■ **Task**
Please render the records below as a JSON list of strings, starting at the line containing "decompose this screenshot" and ending at the line containing "431, 439, 451]", with both of those lines included. Use one string per line, skip blank lines, and leave the pictures out.

■ **Dataset**

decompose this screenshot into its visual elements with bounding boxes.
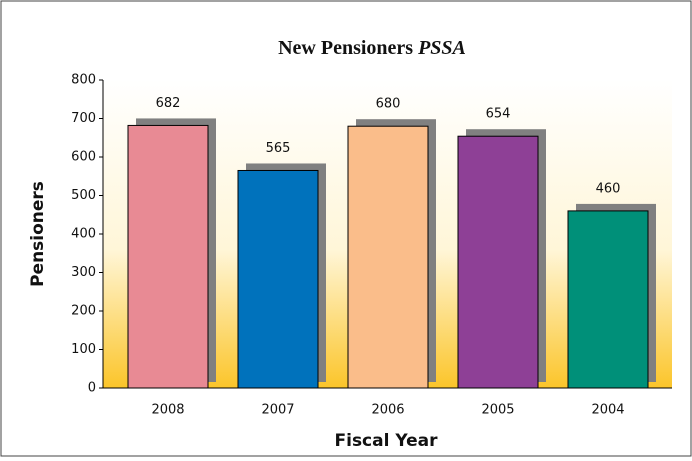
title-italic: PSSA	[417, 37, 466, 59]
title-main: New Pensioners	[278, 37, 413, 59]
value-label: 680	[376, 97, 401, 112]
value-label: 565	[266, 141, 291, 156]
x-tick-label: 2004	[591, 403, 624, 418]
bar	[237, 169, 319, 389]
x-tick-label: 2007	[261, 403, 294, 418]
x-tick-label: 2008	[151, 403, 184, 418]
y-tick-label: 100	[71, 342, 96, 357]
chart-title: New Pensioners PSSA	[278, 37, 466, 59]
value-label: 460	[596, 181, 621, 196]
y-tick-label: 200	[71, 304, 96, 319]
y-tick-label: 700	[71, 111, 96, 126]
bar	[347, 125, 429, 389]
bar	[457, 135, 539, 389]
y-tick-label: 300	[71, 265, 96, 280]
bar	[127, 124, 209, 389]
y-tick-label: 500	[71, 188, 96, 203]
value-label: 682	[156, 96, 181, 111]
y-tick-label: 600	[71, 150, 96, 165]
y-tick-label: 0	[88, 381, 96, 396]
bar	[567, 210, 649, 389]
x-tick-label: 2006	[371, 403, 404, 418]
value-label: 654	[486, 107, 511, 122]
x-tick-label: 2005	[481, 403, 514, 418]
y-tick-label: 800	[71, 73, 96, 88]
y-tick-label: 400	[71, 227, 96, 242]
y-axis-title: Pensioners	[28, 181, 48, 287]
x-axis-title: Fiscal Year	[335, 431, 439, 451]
--
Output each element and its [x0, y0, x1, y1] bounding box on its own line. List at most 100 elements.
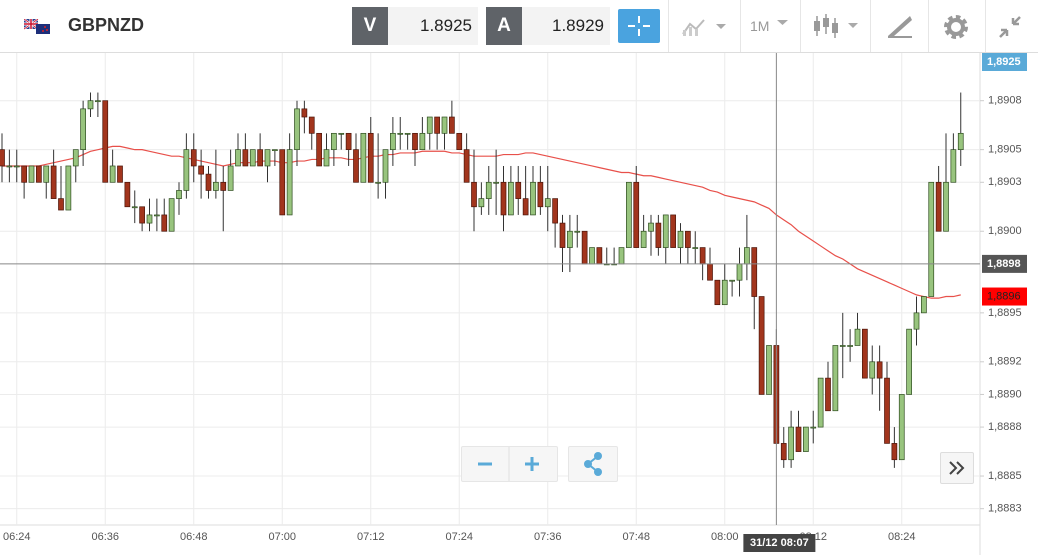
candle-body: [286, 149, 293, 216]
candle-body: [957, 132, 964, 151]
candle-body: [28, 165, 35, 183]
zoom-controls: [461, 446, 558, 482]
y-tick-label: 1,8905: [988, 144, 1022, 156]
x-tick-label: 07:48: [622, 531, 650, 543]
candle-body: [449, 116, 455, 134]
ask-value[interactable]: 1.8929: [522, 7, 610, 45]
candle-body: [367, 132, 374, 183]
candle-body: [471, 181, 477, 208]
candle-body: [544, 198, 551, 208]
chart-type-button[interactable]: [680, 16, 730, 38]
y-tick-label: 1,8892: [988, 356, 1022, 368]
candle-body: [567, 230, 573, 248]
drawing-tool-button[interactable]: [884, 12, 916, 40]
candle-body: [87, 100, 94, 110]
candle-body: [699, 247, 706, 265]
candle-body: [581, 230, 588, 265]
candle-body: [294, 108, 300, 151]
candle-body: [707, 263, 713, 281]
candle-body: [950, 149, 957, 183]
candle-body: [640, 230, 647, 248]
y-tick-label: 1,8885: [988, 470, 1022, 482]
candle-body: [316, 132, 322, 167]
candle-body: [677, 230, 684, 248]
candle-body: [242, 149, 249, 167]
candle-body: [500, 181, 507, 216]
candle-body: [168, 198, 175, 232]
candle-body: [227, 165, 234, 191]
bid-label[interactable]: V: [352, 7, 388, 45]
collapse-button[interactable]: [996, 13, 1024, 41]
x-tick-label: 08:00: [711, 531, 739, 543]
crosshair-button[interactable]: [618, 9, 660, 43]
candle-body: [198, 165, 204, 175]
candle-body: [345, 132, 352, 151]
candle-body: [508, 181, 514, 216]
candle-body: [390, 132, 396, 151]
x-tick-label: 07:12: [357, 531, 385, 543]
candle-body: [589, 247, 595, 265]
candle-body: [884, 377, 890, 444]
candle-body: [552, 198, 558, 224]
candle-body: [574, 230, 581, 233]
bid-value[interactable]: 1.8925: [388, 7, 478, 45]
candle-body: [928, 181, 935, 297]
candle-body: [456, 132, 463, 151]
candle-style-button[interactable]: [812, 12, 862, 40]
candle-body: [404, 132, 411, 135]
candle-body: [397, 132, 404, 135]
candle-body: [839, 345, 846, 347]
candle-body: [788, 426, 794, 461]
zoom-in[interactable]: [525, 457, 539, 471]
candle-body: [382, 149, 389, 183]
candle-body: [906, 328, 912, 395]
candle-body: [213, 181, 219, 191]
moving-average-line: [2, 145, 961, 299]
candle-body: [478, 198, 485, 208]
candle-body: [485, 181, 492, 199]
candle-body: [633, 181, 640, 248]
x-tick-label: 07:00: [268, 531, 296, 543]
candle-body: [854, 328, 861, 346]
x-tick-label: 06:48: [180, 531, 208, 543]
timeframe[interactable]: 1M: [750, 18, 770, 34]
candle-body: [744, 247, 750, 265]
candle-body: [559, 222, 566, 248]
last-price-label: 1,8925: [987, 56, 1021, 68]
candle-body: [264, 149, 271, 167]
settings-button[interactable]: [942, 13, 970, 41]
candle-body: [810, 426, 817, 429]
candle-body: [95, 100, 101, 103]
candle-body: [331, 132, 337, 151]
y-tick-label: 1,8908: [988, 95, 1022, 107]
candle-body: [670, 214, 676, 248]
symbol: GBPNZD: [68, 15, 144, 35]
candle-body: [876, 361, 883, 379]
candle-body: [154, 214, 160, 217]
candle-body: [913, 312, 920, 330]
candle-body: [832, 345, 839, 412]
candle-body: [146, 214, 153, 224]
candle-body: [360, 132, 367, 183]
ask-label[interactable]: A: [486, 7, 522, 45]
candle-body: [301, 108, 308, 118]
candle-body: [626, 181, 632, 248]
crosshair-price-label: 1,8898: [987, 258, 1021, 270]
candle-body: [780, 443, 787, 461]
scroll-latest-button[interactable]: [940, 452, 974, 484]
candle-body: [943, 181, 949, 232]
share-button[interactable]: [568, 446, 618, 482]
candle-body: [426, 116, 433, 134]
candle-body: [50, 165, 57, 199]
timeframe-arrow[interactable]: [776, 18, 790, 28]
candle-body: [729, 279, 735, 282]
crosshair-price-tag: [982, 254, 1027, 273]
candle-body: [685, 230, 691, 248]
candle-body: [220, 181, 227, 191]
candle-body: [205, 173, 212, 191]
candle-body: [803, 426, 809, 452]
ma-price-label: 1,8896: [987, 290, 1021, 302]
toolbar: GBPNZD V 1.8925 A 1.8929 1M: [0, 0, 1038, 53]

■ **Finished answer**
[
  "decompose this screenshot into its visual elements with bounding boxes.",
  "title-italic: PSSA\t[417, 37, 466, 59]",
  "title-main: New Pensioners\t[278, 37, 413, 59]",
  "value-label: 680\t[376, 97, 401, 112]",
  "value-label: 565\t[266, 141, 291, 156]",
  "x-tick-label: 2004\t[591, 403, 624, 418]",
  "bar\t[237, 169, 319, 389]",
  "x-tick-label: 2007\t[261, 403, 294, 418]",
  "x-tick-label: 2008\t[151, 403, 184, 418]",
  "y-tick-label: 100\t[71, 342, 96, 357]",
  "chart-title: New Pensioners PSSA\t[278, 37, 466, 59]",
  "value-label: 460\t[596, 181, 621, 196]",
  "y-tick-label: 200\t[71, 304, 96, 319]",
  "y-tick-label: 700\t[71, 111, 96, 126]",
  "bar\t[347, 125, 429, 389]",
  "bar\t[457, 135, 539, 389]",
  "y-tick-label: 300\t[71, 265, 96, 280]",
  "bar\t[127, 124, 209, 389]",
  "y-tick-label: 500\t[71, 188, 96, 203]",
  "value-label: 682\t[156, 96, 181, 111]",
  "y-tick-label: 600\t[71, 150, 96, 165]",
  "y-tick-label: 0\t[88, 381, 96, 396]",
  "bar\t[567, 210, 649, 389]",
  "x-tick-label: 2006\t[371, 403, 404, 418]",
  "value-label: 654\t[486, 107, 511, 122]",
  "x-tick-label: 2005\t[481, 403, 514, 418]",
  "y-tick-label: 800\t[71, 73, 96, 88]",
  "y-tick-label: 400\t[71, 227, 96, 242]",
  "y-axis-title: Pensioners\t[28, 181, 48, 287]",
  "x-axis-title: Fiscal Year\t[335, 431, 439, 451]"
]